(PROVIDED INFORMATION)

*****

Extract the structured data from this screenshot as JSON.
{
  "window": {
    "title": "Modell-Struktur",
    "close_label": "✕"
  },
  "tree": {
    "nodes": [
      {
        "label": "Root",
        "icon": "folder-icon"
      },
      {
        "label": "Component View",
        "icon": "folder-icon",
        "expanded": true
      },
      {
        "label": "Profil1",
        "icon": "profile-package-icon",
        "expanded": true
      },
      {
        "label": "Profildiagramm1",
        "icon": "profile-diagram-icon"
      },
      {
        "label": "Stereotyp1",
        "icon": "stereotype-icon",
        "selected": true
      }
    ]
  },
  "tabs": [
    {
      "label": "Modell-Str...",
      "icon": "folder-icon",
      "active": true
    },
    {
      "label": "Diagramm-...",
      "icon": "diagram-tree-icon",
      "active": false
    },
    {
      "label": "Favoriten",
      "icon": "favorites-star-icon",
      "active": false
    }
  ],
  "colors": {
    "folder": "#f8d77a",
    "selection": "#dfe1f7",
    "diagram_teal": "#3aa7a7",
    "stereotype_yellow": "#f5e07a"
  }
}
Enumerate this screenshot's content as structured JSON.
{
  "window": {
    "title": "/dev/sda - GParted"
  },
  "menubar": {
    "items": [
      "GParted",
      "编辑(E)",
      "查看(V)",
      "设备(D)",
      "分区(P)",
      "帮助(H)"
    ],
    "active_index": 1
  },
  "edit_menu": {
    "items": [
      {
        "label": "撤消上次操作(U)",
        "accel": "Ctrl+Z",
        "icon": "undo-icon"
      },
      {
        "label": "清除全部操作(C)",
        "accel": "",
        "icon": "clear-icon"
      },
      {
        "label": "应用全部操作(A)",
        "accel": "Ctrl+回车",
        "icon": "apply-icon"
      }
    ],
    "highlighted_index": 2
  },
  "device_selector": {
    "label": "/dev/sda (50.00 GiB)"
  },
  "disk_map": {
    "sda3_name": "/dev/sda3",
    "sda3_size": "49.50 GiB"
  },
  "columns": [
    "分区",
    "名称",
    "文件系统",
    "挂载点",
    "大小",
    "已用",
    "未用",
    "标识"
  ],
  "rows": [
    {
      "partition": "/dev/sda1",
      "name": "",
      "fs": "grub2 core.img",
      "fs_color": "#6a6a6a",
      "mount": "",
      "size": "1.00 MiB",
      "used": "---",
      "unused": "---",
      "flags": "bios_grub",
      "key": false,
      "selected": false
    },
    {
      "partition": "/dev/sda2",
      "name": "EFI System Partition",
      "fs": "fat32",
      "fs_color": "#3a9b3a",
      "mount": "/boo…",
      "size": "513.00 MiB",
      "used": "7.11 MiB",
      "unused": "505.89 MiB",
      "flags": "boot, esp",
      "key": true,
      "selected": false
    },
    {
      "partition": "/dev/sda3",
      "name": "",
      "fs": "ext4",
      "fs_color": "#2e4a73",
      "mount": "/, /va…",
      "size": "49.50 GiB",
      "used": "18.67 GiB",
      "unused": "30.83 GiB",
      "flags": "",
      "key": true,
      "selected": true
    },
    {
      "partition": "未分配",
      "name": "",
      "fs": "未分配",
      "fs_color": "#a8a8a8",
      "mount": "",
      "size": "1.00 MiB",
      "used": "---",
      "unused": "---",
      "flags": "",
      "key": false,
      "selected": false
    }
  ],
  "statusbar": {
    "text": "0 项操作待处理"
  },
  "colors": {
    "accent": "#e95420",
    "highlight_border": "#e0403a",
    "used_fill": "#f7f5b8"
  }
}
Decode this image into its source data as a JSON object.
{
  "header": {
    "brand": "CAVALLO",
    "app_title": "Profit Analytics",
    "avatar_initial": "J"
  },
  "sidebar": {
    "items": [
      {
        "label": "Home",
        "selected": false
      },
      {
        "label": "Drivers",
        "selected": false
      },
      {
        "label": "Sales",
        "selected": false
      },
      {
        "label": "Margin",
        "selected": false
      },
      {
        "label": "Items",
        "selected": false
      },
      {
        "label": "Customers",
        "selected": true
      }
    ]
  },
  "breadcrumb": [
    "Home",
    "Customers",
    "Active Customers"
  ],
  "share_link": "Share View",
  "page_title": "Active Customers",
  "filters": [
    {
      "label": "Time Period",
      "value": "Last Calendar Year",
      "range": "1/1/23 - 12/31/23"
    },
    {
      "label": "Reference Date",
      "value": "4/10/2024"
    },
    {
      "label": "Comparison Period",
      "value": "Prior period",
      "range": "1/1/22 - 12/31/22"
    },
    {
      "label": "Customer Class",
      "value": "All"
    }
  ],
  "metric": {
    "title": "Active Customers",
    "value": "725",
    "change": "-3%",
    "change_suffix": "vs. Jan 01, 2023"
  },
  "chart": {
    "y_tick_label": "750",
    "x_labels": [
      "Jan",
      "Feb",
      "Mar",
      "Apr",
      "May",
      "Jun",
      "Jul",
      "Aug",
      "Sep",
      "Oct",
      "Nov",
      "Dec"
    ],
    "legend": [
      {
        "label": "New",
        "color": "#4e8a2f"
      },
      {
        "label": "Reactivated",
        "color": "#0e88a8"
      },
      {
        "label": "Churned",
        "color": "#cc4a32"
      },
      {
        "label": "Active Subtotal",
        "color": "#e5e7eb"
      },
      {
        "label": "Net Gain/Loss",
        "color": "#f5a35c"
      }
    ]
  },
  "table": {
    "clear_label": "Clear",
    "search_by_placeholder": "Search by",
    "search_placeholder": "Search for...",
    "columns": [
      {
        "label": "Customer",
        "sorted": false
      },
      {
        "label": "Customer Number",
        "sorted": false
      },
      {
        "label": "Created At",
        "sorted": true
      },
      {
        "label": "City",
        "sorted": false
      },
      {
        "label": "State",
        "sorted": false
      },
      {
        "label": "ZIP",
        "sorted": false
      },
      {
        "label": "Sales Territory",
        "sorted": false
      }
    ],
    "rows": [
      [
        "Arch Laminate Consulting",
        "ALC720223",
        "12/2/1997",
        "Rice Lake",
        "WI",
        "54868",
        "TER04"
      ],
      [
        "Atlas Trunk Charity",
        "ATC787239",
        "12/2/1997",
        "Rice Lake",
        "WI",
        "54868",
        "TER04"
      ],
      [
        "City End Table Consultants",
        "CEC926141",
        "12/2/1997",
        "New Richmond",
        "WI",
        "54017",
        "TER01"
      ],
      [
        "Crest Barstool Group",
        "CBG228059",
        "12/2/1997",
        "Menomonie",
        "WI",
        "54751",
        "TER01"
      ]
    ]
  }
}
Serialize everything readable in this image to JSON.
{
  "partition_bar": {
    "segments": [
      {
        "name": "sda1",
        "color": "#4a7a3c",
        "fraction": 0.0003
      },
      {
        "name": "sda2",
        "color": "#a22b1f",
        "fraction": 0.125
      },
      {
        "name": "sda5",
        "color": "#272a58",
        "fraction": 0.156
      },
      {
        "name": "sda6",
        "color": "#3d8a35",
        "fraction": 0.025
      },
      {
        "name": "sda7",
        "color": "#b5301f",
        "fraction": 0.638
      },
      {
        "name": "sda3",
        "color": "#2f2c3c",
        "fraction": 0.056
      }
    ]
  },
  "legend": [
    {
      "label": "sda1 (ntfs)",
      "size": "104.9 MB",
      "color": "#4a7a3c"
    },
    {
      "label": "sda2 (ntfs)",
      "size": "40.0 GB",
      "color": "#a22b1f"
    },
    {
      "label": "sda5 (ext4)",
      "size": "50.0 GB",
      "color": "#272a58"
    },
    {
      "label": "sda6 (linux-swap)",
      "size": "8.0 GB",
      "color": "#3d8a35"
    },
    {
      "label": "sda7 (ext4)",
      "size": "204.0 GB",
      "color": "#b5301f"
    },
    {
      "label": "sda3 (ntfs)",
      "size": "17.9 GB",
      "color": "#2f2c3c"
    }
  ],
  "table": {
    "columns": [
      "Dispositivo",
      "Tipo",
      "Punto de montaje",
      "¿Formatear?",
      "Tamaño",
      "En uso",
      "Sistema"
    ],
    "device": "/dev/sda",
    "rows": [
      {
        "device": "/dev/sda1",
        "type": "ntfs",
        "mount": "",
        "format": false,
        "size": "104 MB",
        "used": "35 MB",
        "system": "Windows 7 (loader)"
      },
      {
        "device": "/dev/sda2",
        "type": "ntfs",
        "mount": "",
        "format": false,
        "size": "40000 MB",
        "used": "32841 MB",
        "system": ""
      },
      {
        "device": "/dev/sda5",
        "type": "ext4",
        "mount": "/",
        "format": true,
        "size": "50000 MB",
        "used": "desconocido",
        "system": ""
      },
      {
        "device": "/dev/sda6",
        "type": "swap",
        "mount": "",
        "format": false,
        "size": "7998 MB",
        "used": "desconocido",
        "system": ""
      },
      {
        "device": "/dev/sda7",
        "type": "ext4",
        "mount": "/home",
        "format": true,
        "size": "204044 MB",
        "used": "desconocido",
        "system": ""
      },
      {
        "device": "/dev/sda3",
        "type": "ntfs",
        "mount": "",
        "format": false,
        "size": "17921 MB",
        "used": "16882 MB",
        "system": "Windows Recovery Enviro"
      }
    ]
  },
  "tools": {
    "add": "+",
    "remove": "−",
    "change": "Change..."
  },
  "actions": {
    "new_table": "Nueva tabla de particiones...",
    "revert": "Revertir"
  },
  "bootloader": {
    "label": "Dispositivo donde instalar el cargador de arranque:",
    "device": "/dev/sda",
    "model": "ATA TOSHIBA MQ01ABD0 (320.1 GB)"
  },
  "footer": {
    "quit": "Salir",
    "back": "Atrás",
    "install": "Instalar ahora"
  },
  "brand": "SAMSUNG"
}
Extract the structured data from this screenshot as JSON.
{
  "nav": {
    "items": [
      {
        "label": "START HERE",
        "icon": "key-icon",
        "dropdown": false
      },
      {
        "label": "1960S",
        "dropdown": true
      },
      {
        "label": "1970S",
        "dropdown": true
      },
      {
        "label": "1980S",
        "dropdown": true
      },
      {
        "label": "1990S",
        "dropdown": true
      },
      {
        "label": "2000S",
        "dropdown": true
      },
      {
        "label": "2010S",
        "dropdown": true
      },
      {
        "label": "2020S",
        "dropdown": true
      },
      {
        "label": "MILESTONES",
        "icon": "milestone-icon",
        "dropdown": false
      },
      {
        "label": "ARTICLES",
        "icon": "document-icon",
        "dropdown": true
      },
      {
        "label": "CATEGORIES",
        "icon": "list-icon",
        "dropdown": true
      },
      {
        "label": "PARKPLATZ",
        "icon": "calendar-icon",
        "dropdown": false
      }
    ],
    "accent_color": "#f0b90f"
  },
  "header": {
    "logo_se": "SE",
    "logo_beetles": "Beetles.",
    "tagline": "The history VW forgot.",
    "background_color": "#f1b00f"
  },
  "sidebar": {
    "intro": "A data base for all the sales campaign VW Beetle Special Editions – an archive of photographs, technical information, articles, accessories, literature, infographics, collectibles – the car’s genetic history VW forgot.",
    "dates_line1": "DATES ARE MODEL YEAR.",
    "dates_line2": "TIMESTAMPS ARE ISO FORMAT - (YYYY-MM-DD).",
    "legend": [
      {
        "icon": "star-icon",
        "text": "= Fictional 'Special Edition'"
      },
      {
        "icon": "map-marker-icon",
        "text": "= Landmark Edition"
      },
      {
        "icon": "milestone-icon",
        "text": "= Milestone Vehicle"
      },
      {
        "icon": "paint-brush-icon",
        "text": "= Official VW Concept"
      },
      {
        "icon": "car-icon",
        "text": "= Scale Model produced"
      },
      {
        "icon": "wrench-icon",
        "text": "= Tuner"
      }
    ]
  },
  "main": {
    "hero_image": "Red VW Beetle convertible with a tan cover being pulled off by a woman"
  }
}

*****

(GIVEN INSTRUCTION)
Copy each line in the data that holds the word "Windows".

(ANSWER TO THE EXERCISE)
        "system": "Windows 7 (loader)"
        "system": "Windows Recovery Enviro"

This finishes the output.